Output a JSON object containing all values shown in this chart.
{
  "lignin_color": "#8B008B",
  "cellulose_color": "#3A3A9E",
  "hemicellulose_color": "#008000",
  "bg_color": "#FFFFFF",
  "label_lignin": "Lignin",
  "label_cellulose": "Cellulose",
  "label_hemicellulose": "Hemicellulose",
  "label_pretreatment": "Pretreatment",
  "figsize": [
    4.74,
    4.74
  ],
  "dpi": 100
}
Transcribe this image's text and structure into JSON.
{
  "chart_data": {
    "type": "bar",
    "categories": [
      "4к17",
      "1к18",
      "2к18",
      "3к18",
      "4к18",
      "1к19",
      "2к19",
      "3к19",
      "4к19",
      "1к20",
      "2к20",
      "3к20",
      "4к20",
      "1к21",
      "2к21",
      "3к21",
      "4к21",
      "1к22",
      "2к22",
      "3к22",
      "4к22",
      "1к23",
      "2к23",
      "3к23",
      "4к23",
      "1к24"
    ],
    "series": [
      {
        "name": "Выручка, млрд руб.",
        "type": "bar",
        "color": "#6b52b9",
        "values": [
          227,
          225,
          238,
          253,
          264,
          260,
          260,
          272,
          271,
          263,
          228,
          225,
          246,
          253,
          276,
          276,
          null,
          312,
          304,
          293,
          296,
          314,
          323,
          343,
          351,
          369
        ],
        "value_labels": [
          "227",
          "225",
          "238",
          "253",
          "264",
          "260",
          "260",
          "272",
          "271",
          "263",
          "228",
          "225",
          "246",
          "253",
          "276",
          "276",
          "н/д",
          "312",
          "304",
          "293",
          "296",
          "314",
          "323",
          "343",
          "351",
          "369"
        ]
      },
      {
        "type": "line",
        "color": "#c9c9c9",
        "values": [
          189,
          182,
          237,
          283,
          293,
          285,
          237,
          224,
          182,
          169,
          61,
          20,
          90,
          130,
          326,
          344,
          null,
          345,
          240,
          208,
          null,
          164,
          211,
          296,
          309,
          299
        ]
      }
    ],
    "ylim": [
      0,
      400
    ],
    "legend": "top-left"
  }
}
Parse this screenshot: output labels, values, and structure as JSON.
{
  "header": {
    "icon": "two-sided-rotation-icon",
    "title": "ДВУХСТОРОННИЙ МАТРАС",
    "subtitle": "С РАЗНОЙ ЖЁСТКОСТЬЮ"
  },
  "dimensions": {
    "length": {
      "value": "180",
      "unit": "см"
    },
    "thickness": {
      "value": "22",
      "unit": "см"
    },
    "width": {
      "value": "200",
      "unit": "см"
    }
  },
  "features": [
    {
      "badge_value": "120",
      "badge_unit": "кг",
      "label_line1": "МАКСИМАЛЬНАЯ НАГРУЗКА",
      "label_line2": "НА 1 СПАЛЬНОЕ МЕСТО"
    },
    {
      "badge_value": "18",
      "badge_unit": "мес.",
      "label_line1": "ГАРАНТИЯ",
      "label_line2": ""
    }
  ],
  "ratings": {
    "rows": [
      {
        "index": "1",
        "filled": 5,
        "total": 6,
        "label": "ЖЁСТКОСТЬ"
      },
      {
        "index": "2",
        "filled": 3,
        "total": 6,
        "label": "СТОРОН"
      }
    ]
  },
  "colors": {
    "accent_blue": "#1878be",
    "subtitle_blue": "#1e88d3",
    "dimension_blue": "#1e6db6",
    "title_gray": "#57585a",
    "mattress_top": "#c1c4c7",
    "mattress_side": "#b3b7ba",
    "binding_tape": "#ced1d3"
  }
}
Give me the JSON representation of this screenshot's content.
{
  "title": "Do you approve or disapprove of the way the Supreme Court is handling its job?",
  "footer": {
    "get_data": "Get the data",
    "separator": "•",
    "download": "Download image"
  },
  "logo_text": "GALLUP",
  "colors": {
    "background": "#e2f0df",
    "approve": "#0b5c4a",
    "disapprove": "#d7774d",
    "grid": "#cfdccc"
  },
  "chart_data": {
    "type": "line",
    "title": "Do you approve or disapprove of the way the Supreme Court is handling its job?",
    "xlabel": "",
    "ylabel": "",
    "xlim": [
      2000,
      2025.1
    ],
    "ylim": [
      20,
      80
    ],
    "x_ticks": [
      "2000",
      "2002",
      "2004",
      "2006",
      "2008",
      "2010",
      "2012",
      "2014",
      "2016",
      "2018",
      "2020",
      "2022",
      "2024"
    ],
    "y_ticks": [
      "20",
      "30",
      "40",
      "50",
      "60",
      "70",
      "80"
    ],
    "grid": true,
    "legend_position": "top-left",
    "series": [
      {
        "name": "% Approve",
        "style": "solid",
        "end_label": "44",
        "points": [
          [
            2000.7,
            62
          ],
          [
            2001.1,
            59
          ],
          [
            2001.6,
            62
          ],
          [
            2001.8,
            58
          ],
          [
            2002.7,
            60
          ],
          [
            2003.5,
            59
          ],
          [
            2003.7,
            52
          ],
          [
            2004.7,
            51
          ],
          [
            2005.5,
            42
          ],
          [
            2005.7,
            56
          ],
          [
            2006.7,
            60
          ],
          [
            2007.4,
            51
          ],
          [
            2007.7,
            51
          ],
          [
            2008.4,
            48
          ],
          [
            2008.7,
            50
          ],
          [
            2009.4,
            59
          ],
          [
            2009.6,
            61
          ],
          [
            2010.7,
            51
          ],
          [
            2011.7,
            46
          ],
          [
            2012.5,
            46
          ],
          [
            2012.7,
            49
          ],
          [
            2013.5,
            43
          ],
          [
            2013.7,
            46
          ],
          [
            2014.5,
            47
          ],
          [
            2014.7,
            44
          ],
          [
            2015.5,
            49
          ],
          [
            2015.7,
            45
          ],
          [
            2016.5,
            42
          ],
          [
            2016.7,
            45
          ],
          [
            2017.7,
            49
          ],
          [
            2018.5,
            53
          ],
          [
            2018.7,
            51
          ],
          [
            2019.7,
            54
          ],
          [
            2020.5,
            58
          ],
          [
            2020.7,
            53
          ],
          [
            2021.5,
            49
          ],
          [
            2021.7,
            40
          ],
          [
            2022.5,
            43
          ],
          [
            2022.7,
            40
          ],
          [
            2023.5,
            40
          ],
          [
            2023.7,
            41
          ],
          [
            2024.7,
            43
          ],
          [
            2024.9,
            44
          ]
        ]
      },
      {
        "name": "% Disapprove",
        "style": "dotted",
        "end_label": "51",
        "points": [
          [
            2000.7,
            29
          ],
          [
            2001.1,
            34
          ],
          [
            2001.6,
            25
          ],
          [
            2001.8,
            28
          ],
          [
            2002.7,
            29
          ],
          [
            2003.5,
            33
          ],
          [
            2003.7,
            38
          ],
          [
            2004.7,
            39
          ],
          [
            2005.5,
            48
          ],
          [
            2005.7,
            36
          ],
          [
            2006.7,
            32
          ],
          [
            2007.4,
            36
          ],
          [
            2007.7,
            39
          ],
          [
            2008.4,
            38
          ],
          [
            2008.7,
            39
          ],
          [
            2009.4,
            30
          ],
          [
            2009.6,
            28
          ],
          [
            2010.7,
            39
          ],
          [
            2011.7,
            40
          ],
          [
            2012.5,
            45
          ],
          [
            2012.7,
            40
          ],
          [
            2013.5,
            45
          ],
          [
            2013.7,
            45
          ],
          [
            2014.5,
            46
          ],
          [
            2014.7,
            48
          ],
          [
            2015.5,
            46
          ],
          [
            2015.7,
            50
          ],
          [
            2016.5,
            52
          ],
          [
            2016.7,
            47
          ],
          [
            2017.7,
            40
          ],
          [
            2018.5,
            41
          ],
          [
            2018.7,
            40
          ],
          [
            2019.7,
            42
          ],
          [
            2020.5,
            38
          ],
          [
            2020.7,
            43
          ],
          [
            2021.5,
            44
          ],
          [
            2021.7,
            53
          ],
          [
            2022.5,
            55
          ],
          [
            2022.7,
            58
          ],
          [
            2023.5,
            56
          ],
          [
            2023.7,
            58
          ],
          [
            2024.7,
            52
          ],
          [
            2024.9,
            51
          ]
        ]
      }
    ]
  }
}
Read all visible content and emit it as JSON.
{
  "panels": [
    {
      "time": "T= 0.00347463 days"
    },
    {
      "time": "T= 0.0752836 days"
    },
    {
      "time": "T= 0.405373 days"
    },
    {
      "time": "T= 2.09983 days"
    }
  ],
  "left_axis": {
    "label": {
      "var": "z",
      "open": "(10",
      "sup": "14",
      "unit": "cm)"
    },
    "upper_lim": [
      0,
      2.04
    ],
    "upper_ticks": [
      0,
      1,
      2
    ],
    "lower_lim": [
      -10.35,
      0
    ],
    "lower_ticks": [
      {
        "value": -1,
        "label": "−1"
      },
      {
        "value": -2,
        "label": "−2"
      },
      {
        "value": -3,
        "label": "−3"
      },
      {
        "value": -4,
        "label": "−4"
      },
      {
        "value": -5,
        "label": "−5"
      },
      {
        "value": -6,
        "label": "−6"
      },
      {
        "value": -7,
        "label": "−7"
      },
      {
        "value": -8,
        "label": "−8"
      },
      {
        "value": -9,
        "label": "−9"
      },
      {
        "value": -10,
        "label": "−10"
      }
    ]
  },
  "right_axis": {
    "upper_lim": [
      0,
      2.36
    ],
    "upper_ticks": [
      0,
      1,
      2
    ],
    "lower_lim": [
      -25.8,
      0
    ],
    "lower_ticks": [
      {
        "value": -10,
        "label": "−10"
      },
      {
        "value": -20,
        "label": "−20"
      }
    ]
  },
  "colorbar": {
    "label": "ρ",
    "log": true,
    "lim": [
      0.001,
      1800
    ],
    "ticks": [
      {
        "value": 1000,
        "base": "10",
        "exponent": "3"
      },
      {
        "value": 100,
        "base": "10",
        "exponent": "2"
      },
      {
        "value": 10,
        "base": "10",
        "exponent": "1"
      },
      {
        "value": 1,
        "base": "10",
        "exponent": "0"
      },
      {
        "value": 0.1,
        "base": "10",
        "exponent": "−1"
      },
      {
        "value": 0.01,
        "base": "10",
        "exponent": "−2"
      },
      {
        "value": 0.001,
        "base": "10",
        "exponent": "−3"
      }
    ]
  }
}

* * * * * * *

(Goal)
Which lines include "type"? Copy each of them out.

(Worked answer)
    "type": "bar",
        "type": "bar",
        "type": "line",
    "type": "line",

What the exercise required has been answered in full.